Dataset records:
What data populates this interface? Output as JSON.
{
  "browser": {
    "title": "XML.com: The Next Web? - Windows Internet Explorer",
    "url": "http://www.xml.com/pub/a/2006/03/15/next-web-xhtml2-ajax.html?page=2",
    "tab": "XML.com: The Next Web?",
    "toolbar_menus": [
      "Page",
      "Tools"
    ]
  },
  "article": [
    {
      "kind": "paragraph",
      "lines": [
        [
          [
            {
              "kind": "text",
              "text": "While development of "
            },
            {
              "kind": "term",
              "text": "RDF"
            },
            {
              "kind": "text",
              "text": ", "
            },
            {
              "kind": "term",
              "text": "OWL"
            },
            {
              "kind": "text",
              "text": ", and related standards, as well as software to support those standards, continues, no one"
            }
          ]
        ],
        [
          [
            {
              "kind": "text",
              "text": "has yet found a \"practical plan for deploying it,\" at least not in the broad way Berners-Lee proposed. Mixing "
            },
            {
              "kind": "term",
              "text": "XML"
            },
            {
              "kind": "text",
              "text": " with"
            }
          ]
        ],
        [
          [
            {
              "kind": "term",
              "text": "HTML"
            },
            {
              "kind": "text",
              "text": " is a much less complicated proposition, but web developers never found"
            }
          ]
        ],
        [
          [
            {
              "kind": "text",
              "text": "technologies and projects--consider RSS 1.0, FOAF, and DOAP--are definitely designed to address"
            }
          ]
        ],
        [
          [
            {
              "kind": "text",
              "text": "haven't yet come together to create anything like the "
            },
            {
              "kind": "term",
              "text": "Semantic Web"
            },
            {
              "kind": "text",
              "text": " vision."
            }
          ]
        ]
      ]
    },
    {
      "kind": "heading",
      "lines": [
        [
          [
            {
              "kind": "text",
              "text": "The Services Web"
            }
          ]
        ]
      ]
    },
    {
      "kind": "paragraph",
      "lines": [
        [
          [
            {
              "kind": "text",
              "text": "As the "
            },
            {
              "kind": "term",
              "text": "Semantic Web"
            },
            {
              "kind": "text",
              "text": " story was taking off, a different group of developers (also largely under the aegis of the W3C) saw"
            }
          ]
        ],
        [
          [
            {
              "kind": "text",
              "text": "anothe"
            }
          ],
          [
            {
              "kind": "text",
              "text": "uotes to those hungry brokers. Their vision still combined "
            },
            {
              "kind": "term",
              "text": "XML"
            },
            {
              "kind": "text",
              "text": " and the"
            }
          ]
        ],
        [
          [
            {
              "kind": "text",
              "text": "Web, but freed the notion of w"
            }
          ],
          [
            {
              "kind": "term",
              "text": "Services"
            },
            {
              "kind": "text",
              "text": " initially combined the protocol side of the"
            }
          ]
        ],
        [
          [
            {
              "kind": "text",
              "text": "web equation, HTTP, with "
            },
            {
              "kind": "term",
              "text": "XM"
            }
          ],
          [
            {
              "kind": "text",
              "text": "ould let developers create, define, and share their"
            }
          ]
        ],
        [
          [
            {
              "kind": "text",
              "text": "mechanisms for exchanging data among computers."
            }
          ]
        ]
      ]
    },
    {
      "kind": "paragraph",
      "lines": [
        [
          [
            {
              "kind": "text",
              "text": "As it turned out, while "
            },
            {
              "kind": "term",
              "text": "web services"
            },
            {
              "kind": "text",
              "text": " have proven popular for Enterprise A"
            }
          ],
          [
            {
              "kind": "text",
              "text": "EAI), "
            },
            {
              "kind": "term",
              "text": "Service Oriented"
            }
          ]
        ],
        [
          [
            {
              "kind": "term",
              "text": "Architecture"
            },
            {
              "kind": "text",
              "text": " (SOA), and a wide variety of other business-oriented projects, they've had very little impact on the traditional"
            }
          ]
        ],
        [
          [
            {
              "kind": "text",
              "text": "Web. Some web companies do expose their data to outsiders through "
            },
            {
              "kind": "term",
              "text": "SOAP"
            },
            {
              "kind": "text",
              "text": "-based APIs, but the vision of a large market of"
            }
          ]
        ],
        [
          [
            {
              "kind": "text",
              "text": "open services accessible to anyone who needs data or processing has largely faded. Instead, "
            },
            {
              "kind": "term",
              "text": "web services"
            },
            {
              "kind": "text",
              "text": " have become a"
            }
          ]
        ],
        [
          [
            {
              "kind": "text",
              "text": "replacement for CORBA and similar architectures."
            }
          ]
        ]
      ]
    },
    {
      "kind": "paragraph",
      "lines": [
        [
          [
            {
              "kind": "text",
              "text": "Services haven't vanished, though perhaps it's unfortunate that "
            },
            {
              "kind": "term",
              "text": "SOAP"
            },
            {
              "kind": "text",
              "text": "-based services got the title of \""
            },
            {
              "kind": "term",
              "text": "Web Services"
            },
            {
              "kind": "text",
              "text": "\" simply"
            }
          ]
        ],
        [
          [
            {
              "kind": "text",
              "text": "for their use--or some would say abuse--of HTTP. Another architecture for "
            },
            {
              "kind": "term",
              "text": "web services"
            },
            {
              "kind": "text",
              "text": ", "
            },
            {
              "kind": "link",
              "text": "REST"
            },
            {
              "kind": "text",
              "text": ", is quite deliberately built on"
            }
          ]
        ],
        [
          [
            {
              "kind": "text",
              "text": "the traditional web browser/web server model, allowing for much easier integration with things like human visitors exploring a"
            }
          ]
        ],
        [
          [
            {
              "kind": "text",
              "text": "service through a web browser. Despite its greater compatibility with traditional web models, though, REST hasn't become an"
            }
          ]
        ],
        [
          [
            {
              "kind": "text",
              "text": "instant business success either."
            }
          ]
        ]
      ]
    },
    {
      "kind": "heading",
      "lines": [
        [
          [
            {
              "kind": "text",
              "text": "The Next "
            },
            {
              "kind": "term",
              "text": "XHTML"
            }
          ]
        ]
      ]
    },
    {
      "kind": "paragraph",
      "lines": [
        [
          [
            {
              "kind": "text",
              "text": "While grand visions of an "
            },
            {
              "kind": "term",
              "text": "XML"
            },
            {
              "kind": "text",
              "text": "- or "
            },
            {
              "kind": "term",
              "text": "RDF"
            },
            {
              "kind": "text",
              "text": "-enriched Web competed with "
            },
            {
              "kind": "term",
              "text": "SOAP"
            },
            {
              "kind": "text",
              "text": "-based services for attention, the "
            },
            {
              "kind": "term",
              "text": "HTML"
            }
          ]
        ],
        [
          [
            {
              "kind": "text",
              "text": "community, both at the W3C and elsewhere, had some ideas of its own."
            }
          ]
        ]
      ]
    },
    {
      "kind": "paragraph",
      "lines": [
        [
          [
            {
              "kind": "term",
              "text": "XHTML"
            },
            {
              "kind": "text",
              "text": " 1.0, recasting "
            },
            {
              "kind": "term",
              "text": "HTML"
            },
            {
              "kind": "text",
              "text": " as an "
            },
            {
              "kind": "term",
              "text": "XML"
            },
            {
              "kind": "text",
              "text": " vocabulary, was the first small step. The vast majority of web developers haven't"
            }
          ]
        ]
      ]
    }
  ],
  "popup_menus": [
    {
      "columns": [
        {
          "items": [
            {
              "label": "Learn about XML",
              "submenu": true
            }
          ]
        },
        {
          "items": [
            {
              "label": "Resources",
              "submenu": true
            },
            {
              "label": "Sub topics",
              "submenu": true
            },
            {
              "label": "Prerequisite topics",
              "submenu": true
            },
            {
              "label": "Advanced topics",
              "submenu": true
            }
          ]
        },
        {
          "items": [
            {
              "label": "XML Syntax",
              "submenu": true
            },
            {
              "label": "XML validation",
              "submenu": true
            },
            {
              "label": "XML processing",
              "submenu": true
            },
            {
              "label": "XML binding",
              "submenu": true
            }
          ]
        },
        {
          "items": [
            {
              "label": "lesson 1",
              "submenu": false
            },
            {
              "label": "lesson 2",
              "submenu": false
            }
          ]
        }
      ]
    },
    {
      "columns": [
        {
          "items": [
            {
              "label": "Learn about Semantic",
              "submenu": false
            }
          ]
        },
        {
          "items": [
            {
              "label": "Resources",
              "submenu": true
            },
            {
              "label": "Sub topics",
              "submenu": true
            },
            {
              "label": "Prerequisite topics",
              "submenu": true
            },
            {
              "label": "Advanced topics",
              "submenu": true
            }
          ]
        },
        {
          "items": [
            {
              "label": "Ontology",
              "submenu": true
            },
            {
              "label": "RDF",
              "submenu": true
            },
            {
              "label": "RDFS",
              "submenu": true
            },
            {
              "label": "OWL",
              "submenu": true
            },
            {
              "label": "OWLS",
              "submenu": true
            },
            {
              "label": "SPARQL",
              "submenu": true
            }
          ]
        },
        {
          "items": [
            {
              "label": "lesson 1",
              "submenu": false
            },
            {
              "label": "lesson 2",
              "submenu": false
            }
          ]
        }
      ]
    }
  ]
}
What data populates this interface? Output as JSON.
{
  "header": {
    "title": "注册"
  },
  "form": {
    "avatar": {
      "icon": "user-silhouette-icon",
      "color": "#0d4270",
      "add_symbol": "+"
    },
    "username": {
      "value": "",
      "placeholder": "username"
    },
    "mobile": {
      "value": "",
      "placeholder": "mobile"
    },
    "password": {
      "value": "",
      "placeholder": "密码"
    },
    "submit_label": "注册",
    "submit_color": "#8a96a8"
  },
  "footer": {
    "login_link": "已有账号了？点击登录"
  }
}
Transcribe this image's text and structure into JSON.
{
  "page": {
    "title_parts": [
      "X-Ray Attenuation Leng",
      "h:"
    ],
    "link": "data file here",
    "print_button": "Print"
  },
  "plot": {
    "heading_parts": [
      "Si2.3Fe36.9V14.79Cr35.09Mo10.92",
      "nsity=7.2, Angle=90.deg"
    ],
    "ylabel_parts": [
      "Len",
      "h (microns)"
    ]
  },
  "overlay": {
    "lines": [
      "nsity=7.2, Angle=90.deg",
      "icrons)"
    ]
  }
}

### PROBLEM TO SOLVE
Pick out and copy the lines of the material that include the word "those".

### TASK SOLUTION
              "text": ", and related standards, as well as software to support those standards, continues, no one"
              "text": "uotes to those hungry brokers. Their vision still combined "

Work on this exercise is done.